Dataset records:
────────────────────────────────────────
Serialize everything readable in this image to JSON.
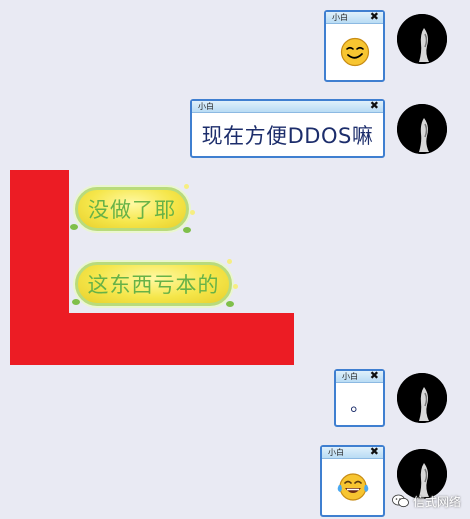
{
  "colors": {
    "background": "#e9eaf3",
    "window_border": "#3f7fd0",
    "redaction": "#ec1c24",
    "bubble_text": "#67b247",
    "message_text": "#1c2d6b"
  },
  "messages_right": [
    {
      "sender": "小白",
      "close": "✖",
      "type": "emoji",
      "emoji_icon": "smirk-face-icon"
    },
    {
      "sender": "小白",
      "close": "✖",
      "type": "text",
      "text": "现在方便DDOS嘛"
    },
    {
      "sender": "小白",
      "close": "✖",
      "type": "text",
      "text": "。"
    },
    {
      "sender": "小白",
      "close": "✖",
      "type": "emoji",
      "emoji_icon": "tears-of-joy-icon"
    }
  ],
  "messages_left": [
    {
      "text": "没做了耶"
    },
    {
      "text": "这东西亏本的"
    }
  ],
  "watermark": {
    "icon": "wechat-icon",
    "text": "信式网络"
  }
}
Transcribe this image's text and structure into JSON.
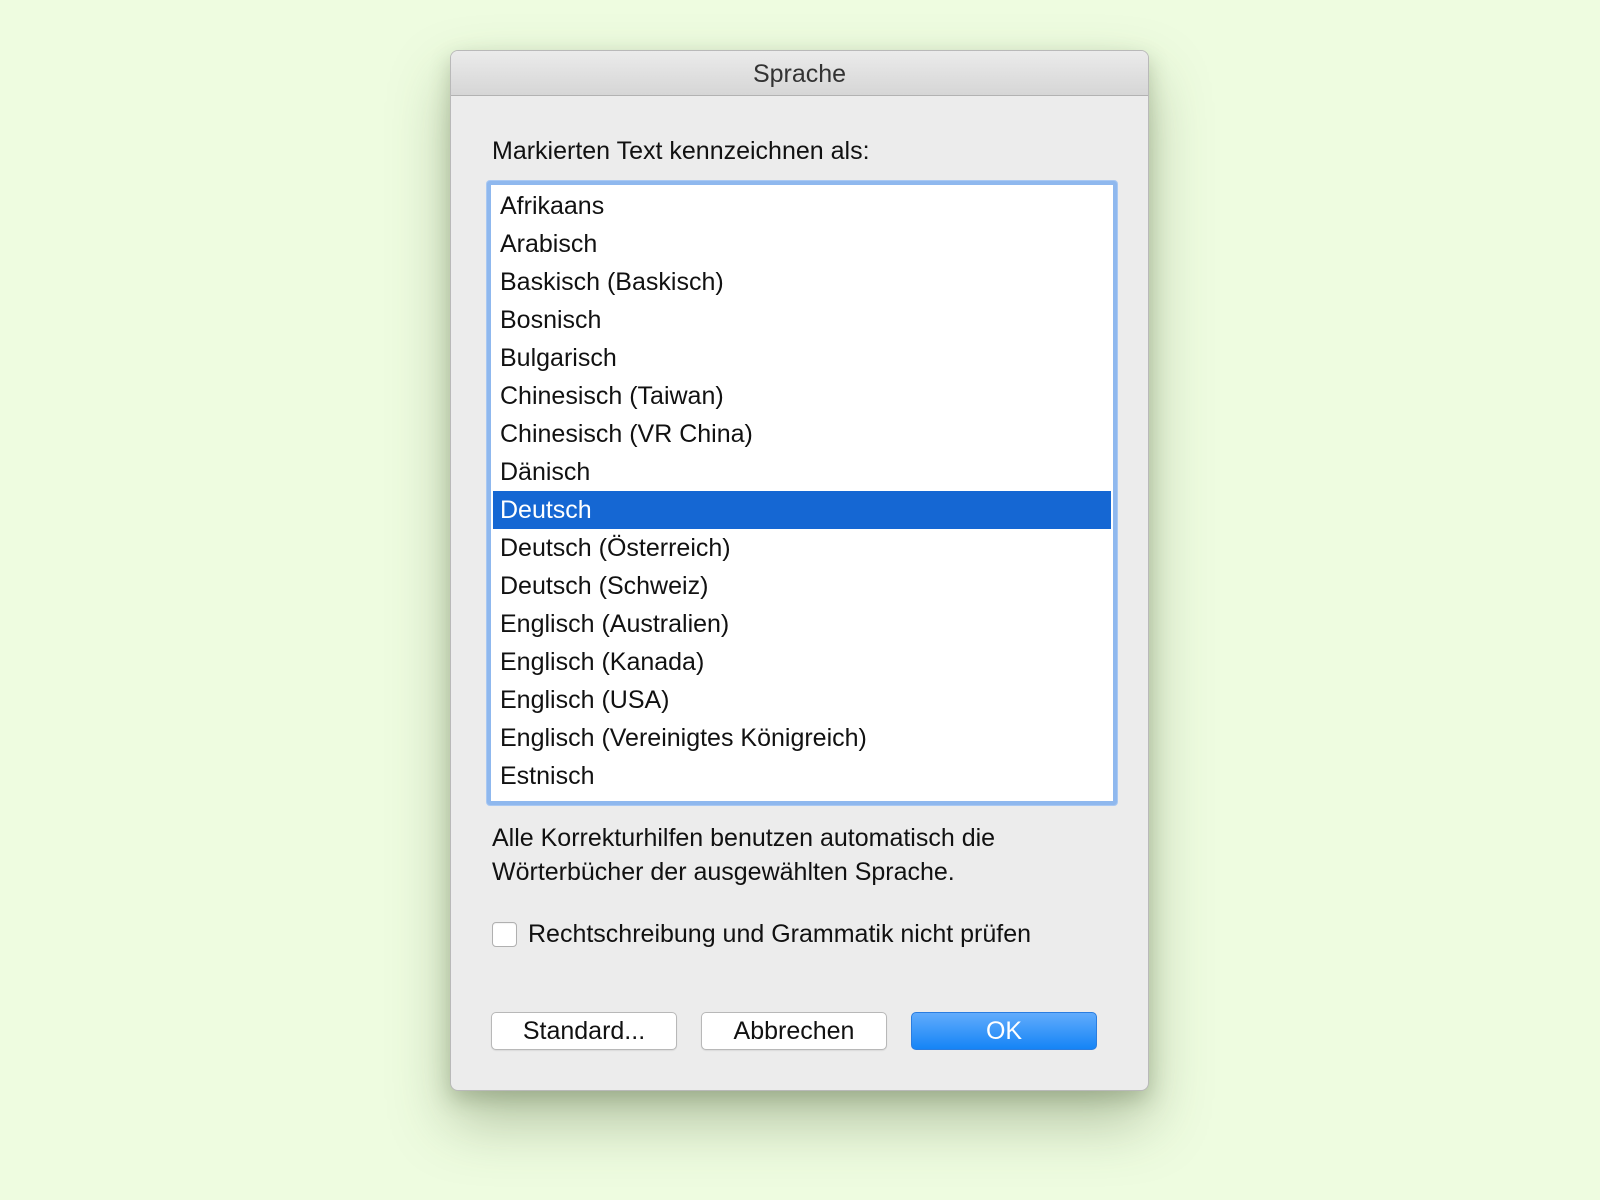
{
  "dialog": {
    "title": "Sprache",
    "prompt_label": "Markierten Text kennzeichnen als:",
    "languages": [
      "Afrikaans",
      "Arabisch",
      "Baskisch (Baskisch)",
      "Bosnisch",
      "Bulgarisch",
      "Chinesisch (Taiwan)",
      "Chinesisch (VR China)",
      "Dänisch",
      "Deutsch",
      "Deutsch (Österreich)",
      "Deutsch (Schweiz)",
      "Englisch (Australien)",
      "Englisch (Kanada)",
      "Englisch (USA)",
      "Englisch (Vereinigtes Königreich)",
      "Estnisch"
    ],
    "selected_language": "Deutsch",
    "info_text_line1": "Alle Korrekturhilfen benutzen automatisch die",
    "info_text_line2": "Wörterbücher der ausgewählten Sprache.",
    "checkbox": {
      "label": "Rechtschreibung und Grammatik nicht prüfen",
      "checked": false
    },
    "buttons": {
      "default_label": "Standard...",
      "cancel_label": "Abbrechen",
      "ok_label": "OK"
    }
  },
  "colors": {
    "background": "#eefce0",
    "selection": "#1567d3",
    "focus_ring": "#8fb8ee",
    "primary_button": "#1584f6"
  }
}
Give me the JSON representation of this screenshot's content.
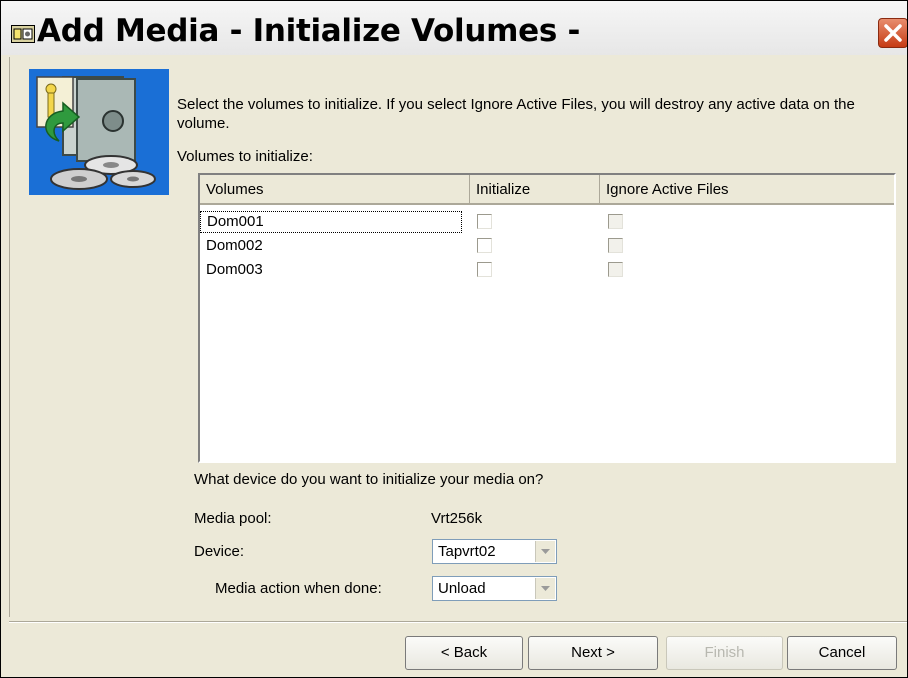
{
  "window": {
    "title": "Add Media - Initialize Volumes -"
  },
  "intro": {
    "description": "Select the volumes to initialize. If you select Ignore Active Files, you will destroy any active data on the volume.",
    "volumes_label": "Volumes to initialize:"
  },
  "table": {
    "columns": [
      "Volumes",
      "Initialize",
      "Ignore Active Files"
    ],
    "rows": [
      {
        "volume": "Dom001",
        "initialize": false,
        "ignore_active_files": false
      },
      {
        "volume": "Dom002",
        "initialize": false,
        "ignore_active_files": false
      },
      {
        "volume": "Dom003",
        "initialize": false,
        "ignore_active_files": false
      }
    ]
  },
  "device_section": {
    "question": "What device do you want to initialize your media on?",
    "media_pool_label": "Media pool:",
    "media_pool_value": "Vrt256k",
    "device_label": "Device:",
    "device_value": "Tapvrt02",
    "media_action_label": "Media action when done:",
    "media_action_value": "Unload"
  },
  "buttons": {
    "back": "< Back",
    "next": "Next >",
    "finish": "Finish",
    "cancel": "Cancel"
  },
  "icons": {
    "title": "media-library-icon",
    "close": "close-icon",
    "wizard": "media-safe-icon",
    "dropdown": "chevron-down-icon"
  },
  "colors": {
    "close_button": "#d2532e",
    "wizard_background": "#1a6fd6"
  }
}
────────────────────────────────────────
SET TASK. Without the pictures, repeat the listing above exactly.

TASK OUTPUT.
Serialize everything readable in this image to JSON.
{
  "colors": {
    "background": "#e9eaf3",
    "window_border": "#3f7fd0",
    "redaction": "#ec1c24",
    "bubble_text": "#67b247",
    "message_text": "#1c2d6b"
  },
  "messages_right": [
    {
      "sender": "小白",
      "close": "✖",
      "type": "emoji",
      "emoji_icon": "smirk-face-icon"
    },
    {
      "sender": "小白",
      "close": "✖",
      "type": "text",
      "text": "现在方便DDOS嘛"
    },
    {
      "sender": "小白",
      "close": "✖",
      "type": "text",
      "text": "。"
    },
    {
      "sender": "小白",
      "close": "✖",
      "type": "emoji",
      "emoji_icon": "tears-of-joy-icon"
    }
  ],
  "messages_left": [
    {
      "text": "没做了耶"
    },
    {
      "text": "这东西亏本的"
    }
  ],
  "watermark": {
    "icon": "wechat-icon",
    "text": "信式网络"
  }
}
Transcribe this image's text and structure into JSON.
{
  "dialog": {
    "title": "Sprache",
    "prompt_label": "Markierten Text kennzeichnen als:",
    "languages": [
      "Afrikaans",
      "Arabisch",
      "Baskisch (Baskisch)",
      "Bosnisch",
      "Bulgarisch",
      "Chinesisch (Taiwan)",
      "Chinesisch (VR China)",
      "Dänisch",
      "Deutsch",
      "Deutsch (Österreich)",
      "Deutsch (Schweiz)",
      "Englisch (Australien)",
      "Englisch (Kanada)",
      "Englisch (USA)",
      "Englisch (Vereinigtes Königreich)",
      "Estnisch"
    ],
    "selected_language": "Deutsch",
    "info_text_line1": "Alle Korrekturhilfen benutzen automatisch die",
    "info_text_line2": "Wörterbücher der ausgewählten Sprache.",
    "checkbox": {
      "label": "Rechtschreibung und Grammatik nicht prüfen",
      "checked": false
    },
    "buttons": {
      "default_label": "Standard...",
      "cancel_label": "Abbrechen",
      "ok_label": "OK"
    }
  },
  "colors": {
    "background": "#eefce0",
    "selection": "#1567d3",
    "focus_ring": "#8fb8ee",
    "primary_button": "#1584f6"
  }
}
Give me the JSON representation of this screenshot's content.
{
  "window": {
    "title": "Add Media - Initialize Volumes -"
  },
  "intro": {
    "description": "Select the volumes to initialize. If you select Ignore Active Files, you will destroy any active data on the volume.",
    "volumes_label": "Volumes to initialize:"
  },
  "table": {
    "columns": [
      "Volumes",
      "Initialize",
      "Ignore Active Files"
    ],
    "rows": [
      {
        "volume": "Dom001",
        "initialize": false,
        "ignore_active_files": false
      },
      {
        "volume": "Dom002",
        "initialize": false,
        "ignore_active_files": false
      },
      {
        "volume": "Dom003",
        "initialize": false,
        "ignore_active_files": false
      }
    ]
  },
  "device_section": {
    "question": "What device do you want to initialize your media on?",
    "media_pool_label": "Media pool:",
    "media_pool_value": "Vrt256k",
    "device_label": "Device:",
    "device_value": "Tapvrt02",
    "media_action_label": "Media action when done:",
    "media_action_value": "Unload"
  },
  "buttons": {
    "back": "< Back",
    "next": "Next >",
    "finish": "Finish",
    "cancel": "Cancel"
  },
  "icons": {
    "title": "media-library-icon",
    "close": "close-icon",
    "wizard": "media-safe-icon",
    "dropdown": "chevron-down-icon"
  },
  "colors": {
    "close_button": "#d2532e",
    "wizard_background": "#1a6fd6"
  }
}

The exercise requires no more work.